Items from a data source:
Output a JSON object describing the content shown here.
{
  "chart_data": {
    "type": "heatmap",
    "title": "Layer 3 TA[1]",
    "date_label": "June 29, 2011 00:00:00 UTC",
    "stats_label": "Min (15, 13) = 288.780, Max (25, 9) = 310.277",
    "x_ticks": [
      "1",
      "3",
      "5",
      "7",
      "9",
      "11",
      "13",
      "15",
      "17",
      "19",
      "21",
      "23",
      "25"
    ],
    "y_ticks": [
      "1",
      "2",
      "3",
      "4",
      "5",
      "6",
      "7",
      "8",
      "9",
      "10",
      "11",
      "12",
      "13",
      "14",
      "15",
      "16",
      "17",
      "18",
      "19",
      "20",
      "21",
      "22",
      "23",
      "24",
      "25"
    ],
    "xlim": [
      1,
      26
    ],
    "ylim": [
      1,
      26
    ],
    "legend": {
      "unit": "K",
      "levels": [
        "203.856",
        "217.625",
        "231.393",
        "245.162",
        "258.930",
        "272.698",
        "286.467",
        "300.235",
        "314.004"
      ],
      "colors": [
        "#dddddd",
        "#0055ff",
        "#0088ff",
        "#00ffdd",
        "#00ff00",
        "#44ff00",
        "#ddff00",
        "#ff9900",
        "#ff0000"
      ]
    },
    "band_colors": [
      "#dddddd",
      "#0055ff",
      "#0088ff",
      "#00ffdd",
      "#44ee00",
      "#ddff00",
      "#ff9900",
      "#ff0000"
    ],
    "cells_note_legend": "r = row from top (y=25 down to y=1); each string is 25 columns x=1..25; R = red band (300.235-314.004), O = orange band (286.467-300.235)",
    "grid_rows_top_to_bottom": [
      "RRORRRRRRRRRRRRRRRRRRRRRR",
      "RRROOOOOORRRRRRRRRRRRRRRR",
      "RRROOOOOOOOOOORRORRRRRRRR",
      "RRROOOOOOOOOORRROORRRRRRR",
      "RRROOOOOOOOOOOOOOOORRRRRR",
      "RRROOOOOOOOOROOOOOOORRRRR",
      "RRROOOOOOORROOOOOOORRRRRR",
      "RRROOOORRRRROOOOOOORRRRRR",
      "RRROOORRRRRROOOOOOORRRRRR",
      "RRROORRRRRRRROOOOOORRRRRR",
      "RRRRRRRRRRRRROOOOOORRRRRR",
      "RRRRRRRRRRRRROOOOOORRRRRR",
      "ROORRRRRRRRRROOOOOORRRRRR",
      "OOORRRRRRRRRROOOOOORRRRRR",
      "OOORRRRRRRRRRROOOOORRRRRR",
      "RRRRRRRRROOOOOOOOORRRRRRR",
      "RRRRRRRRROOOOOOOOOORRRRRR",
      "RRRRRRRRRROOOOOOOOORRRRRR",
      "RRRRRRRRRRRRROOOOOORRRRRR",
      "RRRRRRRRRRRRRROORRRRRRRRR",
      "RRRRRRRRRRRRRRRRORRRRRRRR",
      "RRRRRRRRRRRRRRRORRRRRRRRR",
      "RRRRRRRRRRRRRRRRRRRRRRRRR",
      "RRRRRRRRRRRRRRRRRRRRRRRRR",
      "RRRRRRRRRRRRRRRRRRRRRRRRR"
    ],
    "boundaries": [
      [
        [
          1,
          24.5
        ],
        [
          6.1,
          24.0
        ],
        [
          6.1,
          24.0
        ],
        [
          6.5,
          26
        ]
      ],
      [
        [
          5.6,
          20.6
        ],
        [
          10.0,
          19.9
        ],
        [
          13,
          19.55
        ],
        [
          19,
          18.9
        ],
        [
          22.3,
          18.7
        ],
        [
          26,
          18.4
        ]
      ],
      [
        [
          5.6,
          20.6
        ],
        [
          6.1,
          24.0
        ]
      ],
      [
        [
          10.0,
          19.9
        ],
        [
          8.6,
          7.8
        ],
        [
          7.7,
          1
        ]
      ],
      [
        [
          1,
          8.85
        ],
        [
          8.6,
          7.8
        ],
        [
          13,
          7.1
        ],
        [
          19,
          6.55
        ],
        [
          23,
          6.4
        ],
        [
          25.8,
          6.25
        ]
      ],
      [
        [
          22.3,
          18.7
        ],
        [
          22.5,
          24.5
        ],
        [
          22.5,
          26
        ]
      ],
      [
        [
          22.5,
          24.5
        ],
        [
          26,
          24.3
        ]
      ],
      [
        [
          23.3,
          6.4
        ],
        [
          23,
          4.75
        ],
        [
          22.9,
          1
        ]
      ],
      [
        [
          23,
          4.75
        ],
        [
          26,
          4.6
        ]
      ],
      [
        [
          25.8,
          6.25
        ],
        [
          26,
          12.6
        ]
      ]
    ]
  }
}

Work required –
Copy out every line of the data above, exactly as given.

Result of this exercise –
Output a JSON object describing the content shown here.
{
  "chart_data": {
    "type": "heatmap",
    "title": "Layer 3 TA[1]",
    "date_label": "June 29, 2011 00:00:00 UTC",
    "stats_label": "Min (15, 13) = 288.780, Max (25, 9) = 310.277",
    "x_ticks": [
      "1",
      "3",
      "5",
      "7",
      "9",
      "11",
      "13",
      "15",
      "17",
      "19",
      "21",
      "23",
      "25"
    ],
    "y_ticks": [
      "1",
      "2",
      "3",
      "4",
      "5",
      "6",
      "7",
      "8",
      "9",
      "10",
      "11",
      "12",
      "13",
      "14",
      "15",
      "16",
      "17",
      "18",
      "19",
      "20",
      "21",
      "22",
      "23",
      "24",
      "25"
    ],
    "xlim": [
      1,
      26
    ],
    "ylim": [
      1,
      26
    ],
    "legend": {
      "unit": "K",
      "levels": [
        "203.856",
        "217.625",
        "231.393",
        "245.162",
        "258.930",
        "272.698",
        "286.467",
        "300.235",
        "314.004"
      ],
      "colors": [
        "#dddddd",
        "#0055ff",
        "#0088ff",
        "#00ffdd",
        "#00ff00",
        "#44ff00",
        "#ddff00",
        "#ff9900",
        "#ff0000"
      ]
    },
    "band_colors": [
      "#dddddd",
      "#0055ff",
      "#0088ff",
      "#00ffdd",
      "#44ee00",
      "#ddff00",
      "#ff9900",
      "#ff0000"
    ],
    "cells_note_legend": "r = row from top (y=25 down to y=1); each string is 25 columns x=1..25; R = red band (300.235-314.004), O = orange band (286.467-300.235)",
    "grid_rows_top_to_bottom": [
      "RRORRRRRRRRRRRRRRRRRRRRRR",
      "RRROOOOOORRRRRRRRRRRRRRRR",
      "RRROOOOOOOOOOORRORRRRRRRR",
      "RRROOOOOOOOOORRROORRRRRRR",
      "RRROOOOOOOOOOOOOOOORRRRRR",
      "RRROOOOOOOOOROOOOOOORRRRR",
      "RRROOOOOOORROOOOOOORRRRRR",
      "RRROOOORRRRROOOOOOORRRRRR",
      "RRROOORRRRRROOOOOOORRRRRR",
      "RRROORRRRRRRROOOOOORRRRRR",
      "RRRRRRRRRRRRROOOOOORRRRRR",
      "RRRRRRRRRRRRROOOOOORRRRRR",
      "ROORRRRRRRRRROOOOOORRRRRR",
      "OOORRRRRRRRRROOOOOORRRRRR",
      "OOORRRRRRRRRRROOOOORRRRRR",
      "RRRRRRRRROOOOOOOOORRRRRRR",
      "RRRRRRRRROOOOOOOOOORRRRRR",
      "RRRRRRRRRROOOOOOOOORRRRRR",
      "RRRRRRRRRRRRROOOOOORRRRRR",
      "RRRRRRRRRRRRRROORRRRRRRRR",
      "RRRRRRRRRRRRRRRRORRRRRRRR",
      "RRRRRRRRRRRRRRRORRRRRRRRR",
      "RRRRRRRRRRRRRRRRRRRRRRRRR",
      "RRRRRRRRRRRRRRRRRRRRRRRRR",
      "RRRRRRRRRRRRRRRRRRRRRRRRR"
    ],
    "boundaries": [
      [
        [
          1,
          24.5
        ],
        [
          6.1,
          24.0
        ],
        [
          6.1,
          24.0
        ],
        [
          6.5,
          26
        ]
      ],
      [
        [
          5.6,
          20.6
        ],
        [
          10.0,
          19.9
        ],
        [
          13,
          19.55
        ],
        [
          19,
          18.9
        ],
        [
          22.3,
          18.7
        ],
        [
          26,
          18.4
        ]
      ],
      [
        [
          5.6,
          20.6
        ],
        [
          6.1,
          24.0
        ]
      ],
      [
        [
          10.0,
          19.9
        ],
        [
          8.6,
          7.8
        ],
        [
          7.7,
          1
        ]
      ],
      [
        [
          1,
          8.85
        ],
        [
          8.6,
          7.8
        ],
        [
          13,
          7.1
        ],
        [
          19,
          6.55
        ],
        [
          23,
          6.4
        ],
        [
          25.8,
          6.25
        ]
      ],
      [
        [
          22.3,
          18.7
        ],
        [
          22.5,
          24.5
        ],
        [
          22.5,
          26
        ]
      ],
      [
        [
          22.5,
          24.5
        ],
        [
          26,
          24.3
        ]
      ],
      [
        [
          23.3,
          6.4
        ],
        [
          23,
          4.75
        ],
        [
          22.9,
          1
        ]
      ],
      [
        [
          23,
          4.75
        ],
        [
          26,
          4.6
        ]
      ],
      [
        [
          25.8,
          6.25
        ],
        [
          26,
          12.6
        ]
      ]
    ]
  }
}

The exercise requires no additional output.